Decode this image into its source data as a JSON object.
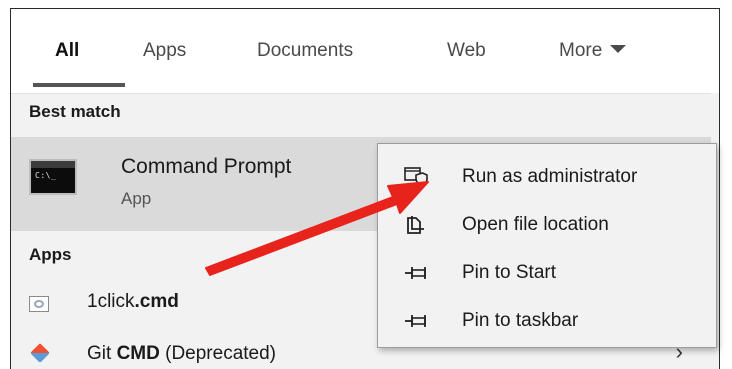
{
  "tabs": [
    {
      "label": "All",
      "active": true
    },
    {
      "label": "Apps",
      "active": false
    },
    {
      "label": "Documents",
      "active": false
    },
    {
      "label": "Web",
      "active": false
    },
    {
      "label": "More",
      "active": false
    }
  ],
  "best_match": {
    "section_label": "Best match",
    "title": "Command Prompt",
    "subtitle": "App",
    "icon": "command-prompt-icon",
    "icon_text": "C:\\_"
  },
  "apps": {
    "section_label": "Apps",
    "items": [
      {
        "name_prefix": "1click",
        "name_bold": ".cmd",
        "name_suffix": "",
        "icon": "cmd-file-icon"
      },
      {
        "name_prefix": "Git ",
        "name_bold": "CMD",
        "name_suffix": " (Deprecated)",
        "icon": "git-icon"
      }
    ]
  },
  "context_menu": {
    "items": [
      {
        "label": "Run as administrator",
        "icon": "shield-icon"
      },
      {
        "label": "Open file location",
        "icon": "folder-icon"
      },
      {
        "label": "Pin to Start",
        "icon": "pin-icon"
      },
      {
        "label": "Pin to taskbar",
        "icon": "pin-icon"
      }
    ]
  },
  "colors": {
    "arrow": "#e8231c",
    "selected_row": "#dadada",
    "panel": "#f2f2f2"
  }
}
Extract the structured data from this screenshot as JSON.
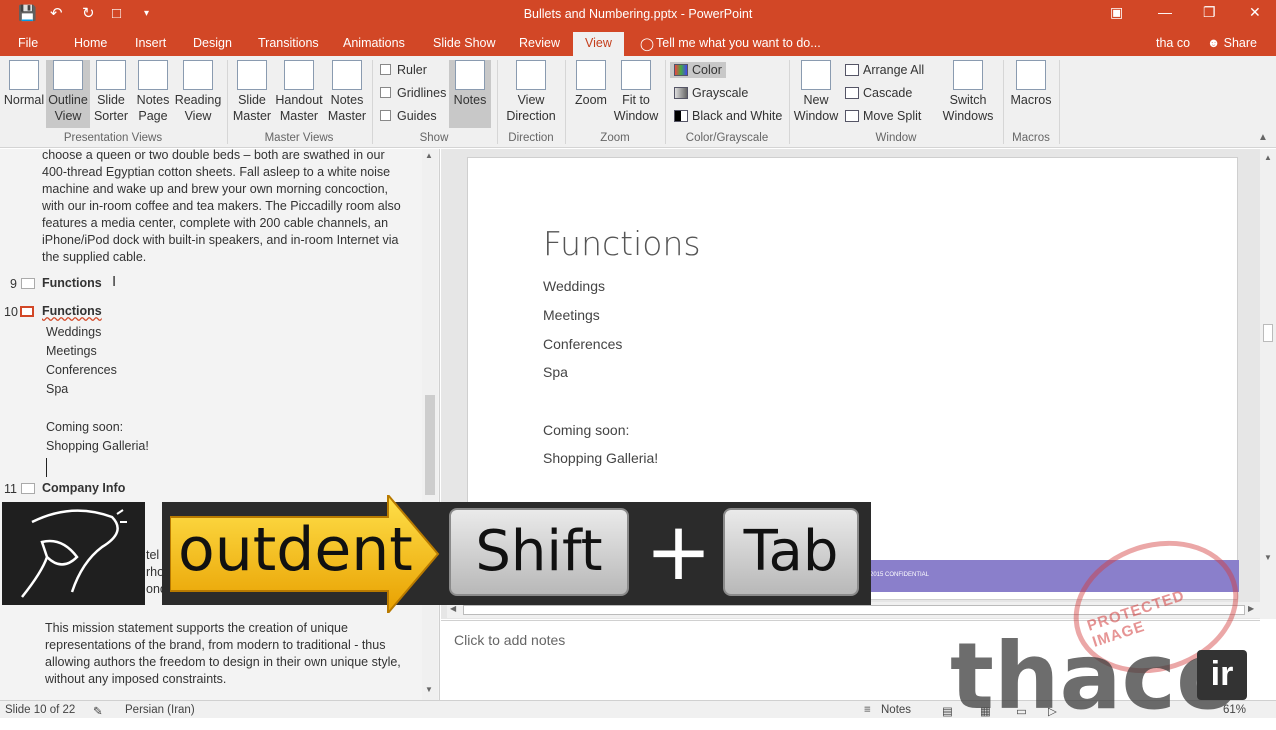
{
  "window": {
    "title": "Bullets and Numbering.pptx - PowerPoint",
    "user": "tha co",
    "share": "Share",
    "tell_me": "Tell me what you want to do..."
  },
  "tabs": [
    "File",
    "Home",
    "Insert",
    "Design",
    "Transitions",
    "Animations",
    "Slide Show",
    "Review",
    "View"
  ],
  "active_tab": "View",
  "ribbon": {
    "presentation_views": {
      "label": "Presentation Views",
      "buttons": [
        "Normal",
        "Outline View",
        "Slide Sorter",
        "Notes Page",
        "Reading View"
      ]
    },
    "master_views": {
      "label": "Master Views",
      "buttons": [
        "Slide Master",
        "Handout Master",
        "Notes Master"
      ]
    },
    "show": {
      "label": "Show",
      "checks": [
        "Ruler",
        "Gridlines",
        "Guides"
      ],
      "notes": "Notes"
    },
    "direction": {
      "label": "Direction",
      "button": "View Direction"
    },
    "zoom": {
      "label": "Zoom",
      "buttons": [
        "Zoom",
        "Fit to Window"
      ]
    },
    "color": {
      "label": "Color/Grayscale",
      "buttons": [
        "Color",
        "Grayscale",
        "Black and White"
      ]
    },
    "window": {
      "label": "Window",
      "new_window": "New Window",
      "small": [
        "Arrange All",
        "Cascade",
        "Move Split"
      ],
      "switch": "Switch Windows"
    },
    "macros": {
      "label": "Macros",
      "button": "Macros"
    }
  },
  "outline": {
    "top_text": [
      "choose a queen or two double beds – both are swathed in our",
      "400-thread Egyptian cotton sheets. Fall asleep to a white noise",
      "machine and wake up and brew your own morning concoction,",
      "with our in-room coffee and tea makers. The Piccadilly room also",
      "features a media center, complete with 200 cable channels, an",
      "iPhone/iPod dock with built-in speakers, and in-room Internet via",
      "the supplied cable."
    ],
    "slide9": {
      "num": "9",
      "title": "Functions"
    },
    "slide10": {
      "num": "10",
      "title": "Functions",
      "items": [
        "Weddings",
        "Meetings",
        "Conferences",
        "Spa",
        "",
        "Coming soon:",
        "Shopping Galleria!"
      ]
    },
    "slide11": {
      "num": "11",
      "title": "Company Info"
    },
    "partial": [
      "tel",
      "rho",
      "onc"
    ],
    "bottom_text": [
      "This mission statement supports the creation of unique",
      "representations of the brand, from modern to traditional - thus",
      "allowing authors the freedom to design in their own unique style,",
      "without any imposed constraints."
    ]
  },
  "slide": {
    "title": "Functions",
    "lines": [
      "Weddings",
      "Meetings",
      "Conferences",
      "Spa",
      "",
      "Coming soon:",
      "Shopping Galleria!"
    ],
    "footer": "2015 CONFIDENTIAL"
  },
  "notes_placeholder": "Click to add notes",
  "status": {
    "slide": "Slide 10 of 22",
    "language": "Persian (Iran)",
    "notes": "Notes",
    "zoom": "61%"
  },
  "overlay": {
    "word": "outdent",
    "key1": "Shift",
    "plus": "+",
    "key2": "Tab"
  },
  "watermark": {
    "text": "thaco",
    "tld": "ir",
    "stamp": "PROTECTED IMAGE"
  }
}
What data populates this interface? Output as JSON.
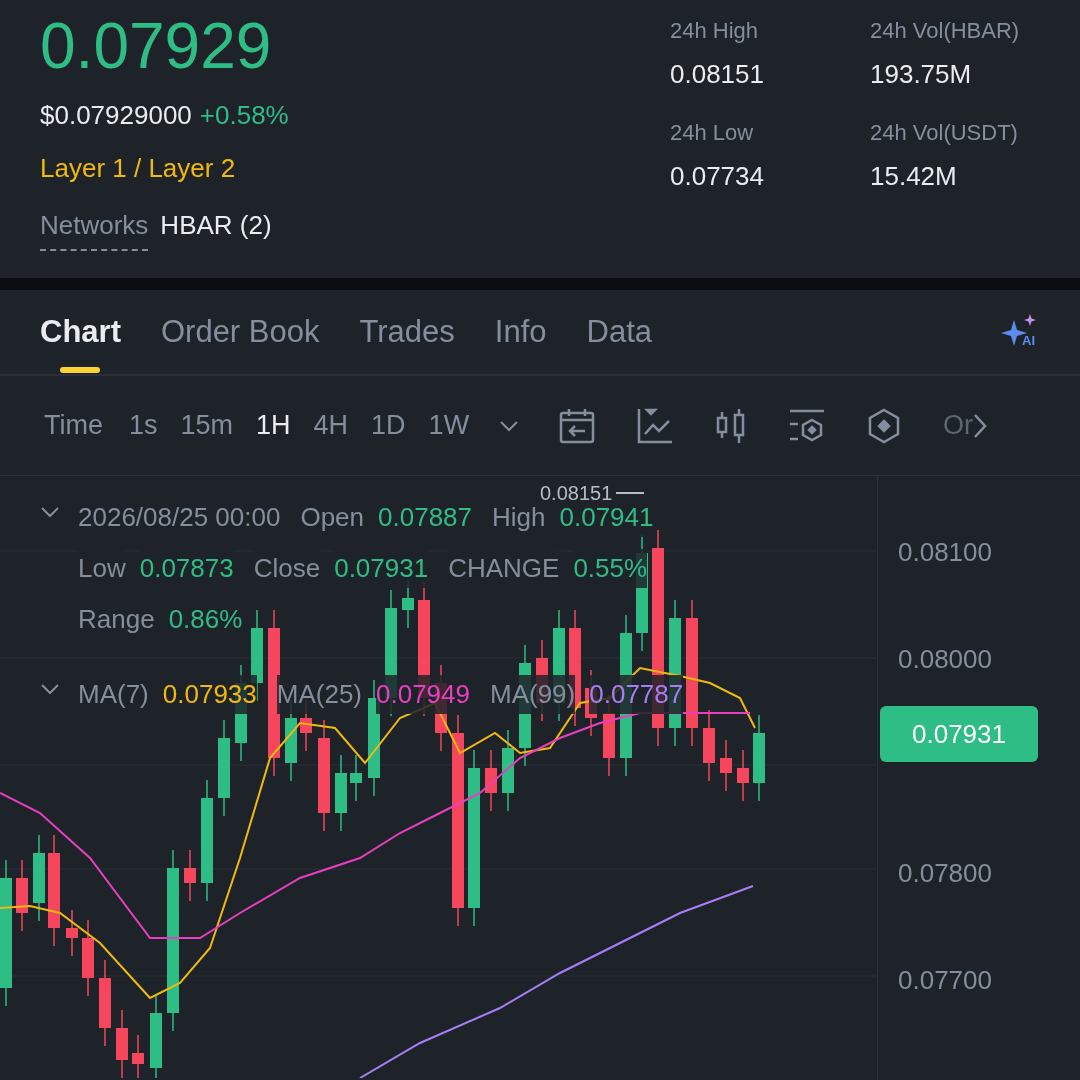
{
  "ticker": {
    "price": "0.07929",
    "usd_price": "$0.07929000",
    "change": "+0.58%",
    "category": "Layer 1 / Layer 2",
    "networks_label": "Networks",
    "networks_value": "HBAR (2)"
  },
  "stats": [
    {
      "label": "24h High",
      "value": "0.08151"
    },
    {
      "label": "24h Vol(HBAR)",
      "value": "193.75M"
    },
    {
      "label": "24h Low",
      "value": "0.07734"
    },
    {
      "label": "24h Vol(USDT)",
      "value": "15.42M"
    }
  ],
  "tabs": [
    {
      "label": "Chart",
      "selected": true
    },
    {
      "label": "Order Book",
      "selected": false
    },
    {
      "label": "Trades",
      "selected": false
    },
    {
      "label": "Info",
      "selected": false
    },
    {
      "label": "Data",
      "selected": false
    }
  ],
  "ai_button": {
    "label": "AI"
  },
  "toolbar": {
    "label": "Time",
    "intervals": [
      {
        "label": "1s",
        "selected": false
      },
      {
        "label": "15m",
        "selected": false
      },
      {
        "label": "1H",
        "selected": true
      },
      {
        "label": "4H",
        "selected": false
      },
      {
        "label": "1D",
        "selected": false
      },
      {
        "label": "1W",
        "selected": false
      }
    ],
    "more_label": "Or"
  },
  "legend": {
    "rows": [
      [
        {
          "label": "2026/08/25 00:00"
        },
        {
          "label": "Open",
          "value": "0.07887"
        },
        {
          "label": "High",
          "value": "0.07941"
        }
      ],
      [
        {
          "label": "Low",
          "value": "0.07873"
        },
        {
          "label": "Close",
          "value": "0.07931"
        },
        {
          "label": "CHANGE",
          "value": "0.55%"
        }
      ],
      [
        {
          "label": "Range",
          "value": "0.86%"
        }
      ]
    ],
    "ma": [
      {
        "label": "MA(7)",
        "value": "0.07933",
        "color": "#f0b90b"
      },
      {
        "label": "MA(25)",
        "value": "0.07949",
        "color": "#e83fc0"
      },
      {
        "label": "MA(99)",
        "value": "0.07787",
        "color": "#a77ef5"
      }
    ]
  },
  "chart": {
    "high_marker": "0.08151",
    "price_labels": [
      "0.08100",
      "0.08000",
      "0.07800",
      "0.07700"
    ],
    "current_price": "0.07931"
  }
}
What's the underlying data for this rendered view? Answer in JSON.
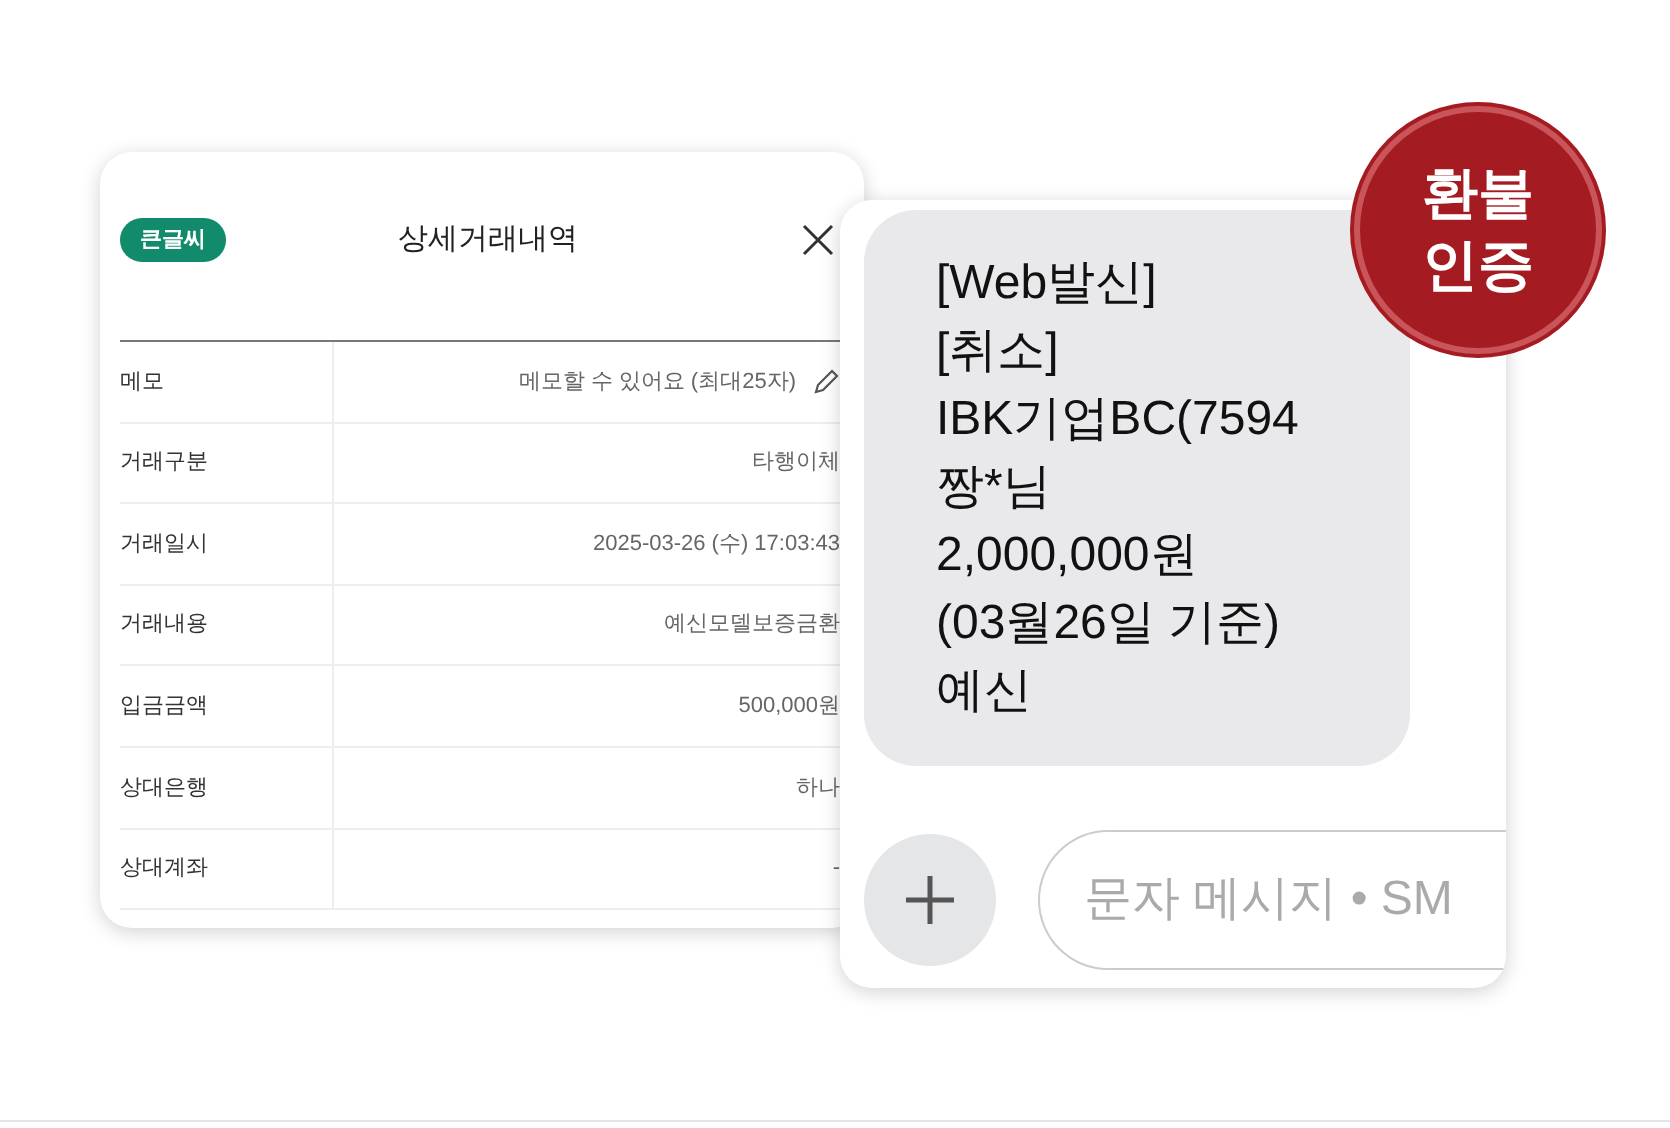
{
  "detail_card": {
    "badge": "큰글씨",
    "title": "상세거래내역",
    "rows": [
      {
        "label": "메모",
        "value": "메모할 수 있어요 (최대25자)",
        "kind": "editable"
      },
      {
        "label": "거래구분",
        "value": "타행이체",
        "kind": "plain"
      },
      {
        "label": "거래일시",
        "value": "2025-03-26 (수) 17:03:43",
        "kind": "plain"
      },
      {
        "label": "거래내용",
        "value": "예신모델보증금환",
        "kind": "plain"
      },
      {
        "label": "입금금액",
        "value": "500,000원",
        "kind": "plain"
      },
      {
        "label": "상대은행",
        "value": "하나",
        "kind": "plain"
      },
      {
        "label": "상대계좌",
        "value": "-",
        "kind": "plain"
      }
    ]
  },
  "message_card": {
    "message_lines": [
      "[Web발신]",
      "[취소]",
      "IBK기업BC(7594",
      "짱*님",
      "2,000,000원",
      "(03월26일 기준)",
      "예신"
    ],
    "input": {
      "placeholder": "문자 메시지 • SM"
    }
  },
  "stamp": {
    "lines": [
      "환불",
      "인증"
    ]
  }
}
------------------------
Some lines of the data above may hold the word "unique"; report how many do, and nothing else.

• WRITTEN REPLY: 2